▸ AIM
Go over the entries below line by line, copying each one that contains the word "High".

▶

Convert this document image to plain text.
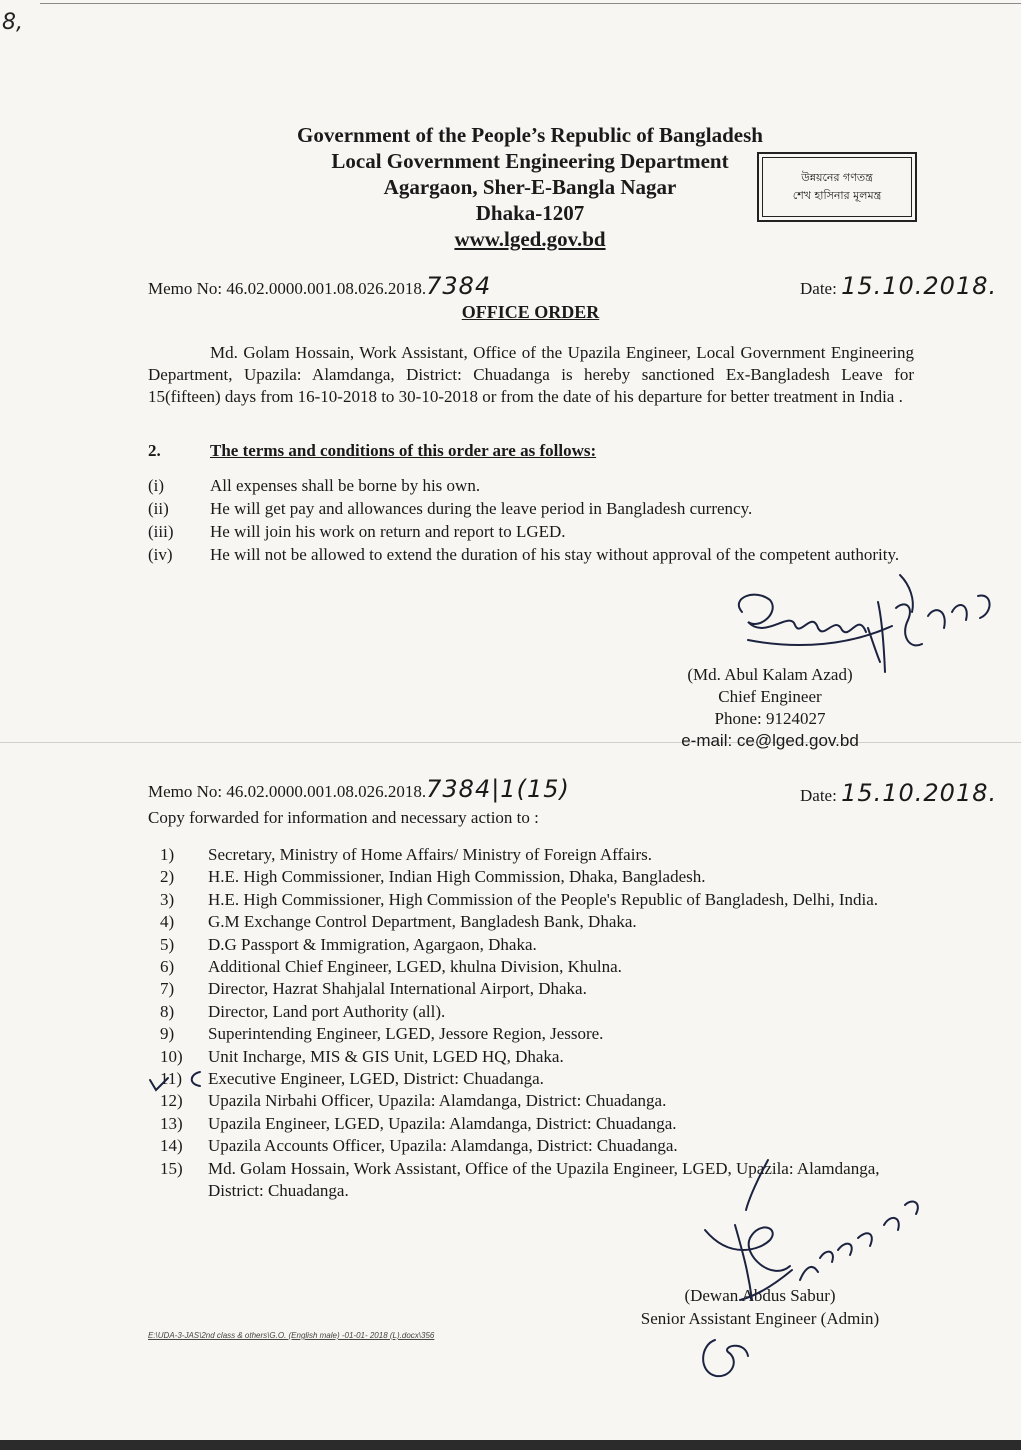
8,
Government of the People’s Republic of Bangladesh
Local Government Engineering Department
Agargaon, Sher-E-Bangla Nagar
Dhaka-1207
www.lged.gov.bd
উন্নয়নের গণতন্ত্র
শেখ হাসিনার মূলমন্ত্র
Memo No: 46.02.0000.001.08.026.2018.7384	Date: 15.10.2018.
OFFICE ORDER
Md. Golam Hossain, Work Assistant, Office of the Upazila Engineer, Local Government Engineering Department, Upazila: Alamdanga, District: Chuadanga is hereby sanctioned Ex-Bangladesh Leave for 15(fifteen) days from 16-10-2018 to 30-10-2018 or from the date of his departure for better treatment in India .
2.	The terms and conditions of this order are as follows:
(i)	All expenses shall be borne by his own.
(ii)	He will get pay and allowances during the leave period in Bangladesh currency.
(iii)	He will join his work on return and report to LGED.
(iv)	He will not be allowed to extend the duration of his stay without approval of the competent authority.
(Md. Abul Kalam Azad)
Chief Engineer
Phone: 9124027
e-mail: ce@lged.gov.bd
Memo No: 46.02.0000.001.08.026.2018.7384|1(15)	Date: 15.10.2018.
Copy forwarded for information and necessary action to :
1)	Secretary, Ministry of Home Affairs/ Ministry of Foreign Affairs.
2)	H.E. High Commissioner, Indian High Commission, Dhaka, Bangladesh.
3)	H.E. High Commissioner, High Commission of the People's Republic of Bangladesh, Delhi, India.
4)	G.M Exchange Control Department, Bangladesh Bank, Dhaka.
5)	D.G Passport & Immigration, Agargaon, Dhaka.
6)	Additional Chief Engineer, LGED, khulna Division, Khulna.
7)	Director, Hazrat Shahjalal International Airport, Dhaka.
8)	Director, Land port Authority (all).
9)	Superintending Engineer, LGED, Jessore Region, Jessore.
10)	Unit Incharge, MIS & GIS Unit, LGED HQ, Dhaka.
11)	Executive Engineer, LGED, District: Chuadanga.
12)	Upazila Nirbahi Officer, Upazila: Alamdanga, District: Chuadanga.
13)	Upazila Engineer, LGED, Upazila: Alamdanga, District: Chuadanga.
14)	Upazila Accounts Officer, Upazila: Alamdanga, District: Chuadanga.
15)	Md. Golam Hossain, Work Assistant, Office of the Upazila Engineer, LGED, Upazila: Alamdanga, District: Chuadanga.
(Dewan Abdus Sabur)
Senior Assistant Engineer (Admin)
E:\UDA-3-JAS\2nd class & others\G.O. (English male) -01-01- 2018 (L).docx\356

◀

▸ THE RESPONSE
2)	H.E. High Commissioner, Indian High Commission, Dhaka, Bangladesh.
3)	H.E. High Commissioner, High Commission of the People's Republic of Bangladesh, Delhi, India.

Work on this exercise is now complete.